## begin MATERIAL SHOWN

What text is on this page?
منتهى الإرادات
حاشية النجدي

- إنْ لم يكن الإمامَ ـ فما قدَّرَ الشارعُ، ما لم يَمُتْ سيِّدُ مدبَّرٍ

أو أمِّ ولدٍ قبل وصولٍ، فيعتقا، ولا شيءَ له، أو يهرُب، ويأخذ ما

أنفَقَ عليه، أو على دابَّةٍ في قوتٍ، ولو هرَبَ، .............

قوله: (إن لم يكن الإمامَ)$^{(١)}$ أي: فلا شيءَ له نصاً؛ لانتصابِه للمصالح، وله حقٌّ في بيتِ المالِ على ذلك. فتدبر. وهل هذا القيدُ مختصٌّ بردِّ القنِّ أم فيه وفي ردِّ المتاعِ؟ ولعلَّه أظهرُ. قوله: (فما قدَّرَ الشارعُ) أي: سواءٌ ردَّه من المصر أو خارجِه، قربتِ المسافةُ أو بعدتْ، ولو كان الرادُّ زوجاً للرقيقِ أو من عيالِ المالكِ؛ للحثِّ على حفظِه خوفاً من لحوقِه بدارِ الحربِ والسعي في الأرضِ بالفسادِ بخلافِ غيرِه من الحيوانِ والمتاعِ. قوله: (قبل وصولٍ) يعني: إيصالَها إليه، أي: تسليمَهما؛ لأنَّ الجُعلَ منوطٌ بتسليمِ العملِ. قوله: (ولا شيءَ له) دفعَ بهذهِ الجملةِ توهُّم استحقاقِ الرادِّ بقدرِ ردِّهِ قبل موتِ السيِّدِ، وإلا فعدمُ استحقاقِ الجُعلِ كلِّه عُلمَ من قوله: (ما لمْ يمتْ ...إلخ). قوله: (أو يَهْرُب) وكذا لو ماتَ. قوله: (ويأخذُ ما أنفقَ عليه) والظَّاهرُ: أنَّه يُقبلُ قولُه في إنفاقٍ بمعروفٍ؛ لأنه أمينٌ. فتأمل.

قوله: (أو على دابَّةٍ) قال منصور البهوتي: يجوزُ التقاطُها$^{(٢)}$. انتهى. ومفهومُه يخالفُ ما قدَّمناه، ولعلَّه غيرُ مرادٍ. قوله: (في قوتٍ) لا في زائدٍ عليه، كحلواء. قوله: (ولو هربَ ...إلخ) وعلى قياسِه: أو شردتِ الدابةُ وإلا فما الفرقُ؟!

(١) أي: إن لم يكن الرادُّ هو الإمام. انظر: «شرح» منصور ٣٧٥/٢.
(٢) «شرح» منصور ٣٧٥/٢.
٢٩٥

## end MATERIAL SHOWN

TASK STATEMENT ->
Give back the whole listing, word for word.

COMPLETE OUTPUT ->
What text is on this page?
منتهى الإرادات
حاشية النجدي

- إنْ لم يكن الإمامَ ـ فما قدَّرَ الشارعُ، ما لم يَمُتْ سيِّدُ مدبَّرٍ

أو أمِّ ولدٍ قبل وصولٍ، فيعتقا، ولا شيءَ له، أو يهرُب، ويأخذ ما

أنفَقَ عليه، أو على دابَّةٍ في قوتٍ، ولو هرَبَ، .............

قوله: (إن لم يكن الإمامَ)$^{(١)}$ أي: فلا شيءَ له نصاً؛ لانتصابِه للمصالح، وله حقٌّ في بيتِ المالِ على ذلك. فتدبر. وهل هذا القيدُ مختصٌّ بردِّ القنِّ أم فيه وفي ردِّ المتاعِ؟ ولعلَّه أظهرُ. قوله: (فما قدَّرَ الشارعُ) أي: سواءٌ ردَّه من المصر أو خارجِه، قربتِ المسافةُ أو بعدتْ، ولو كان الرادُّ زوجاً للرقيقِ أو من عيالِ المالكِ؛ للحثِّ على حفظِه خوفاً من لحوقِه بدارِ الحربِ والسعي في الأرضِ بالفسادِ بخلافِ غيرِه من الحيوانِ والمتاعِ. قوله: (قبل وصولٍ) يعني: إيصالَها إليه، أي: تسليمَهما؛ لأنَّ الجُعلَ منوطٌ بتسليمِ العملِ. قوله: (ولا شيءَ له) دفعَ بهذهِ الجملةِ توهُّم استحقاقِ الرادِّ بقدرِ ردِّهِ قبل موتِ السيِّدِ، وإلا فعدمُ استحقاقِ الجُعلِ كلِّه عُلمَ من قوله: (ما لمْ يمتْ ...إلخ). قوله: (أو يَهْرُب) وكذا لو ماتَ. قوله: (ويأخذُ ما أنفقَ عليه) والظَّاهرُ: أنَّه يُقبلُ قولُه في إنفاقٍ بمعروفٍ؛ لأنه أمينٌ. فتأمل.

قوله: (أو على دابَّةٍ) قال منصور البهوتي: يجوزُ التقاطُها$^{(٢)}$. انتهى. ومفهومُه يخالفُ ما قدَّمناه، ولعلَّه غيرُ مرادٍ. قوله: (في قوتٍ) لا في زائدٍ عليه، كحلواء. قوله: (ولو هربَ ...إلخ) وعلى قياسِه: أو شردتِ الدابةُ وإلا فما الفرقُ؟!

(١) أي: إن لم يكن الرادُّ هو الإمام. انظر: «شرح» منصور ٣٧٥/٢.
(٢) «شرح» منصور ٣٧٥/٢.
٢٩٥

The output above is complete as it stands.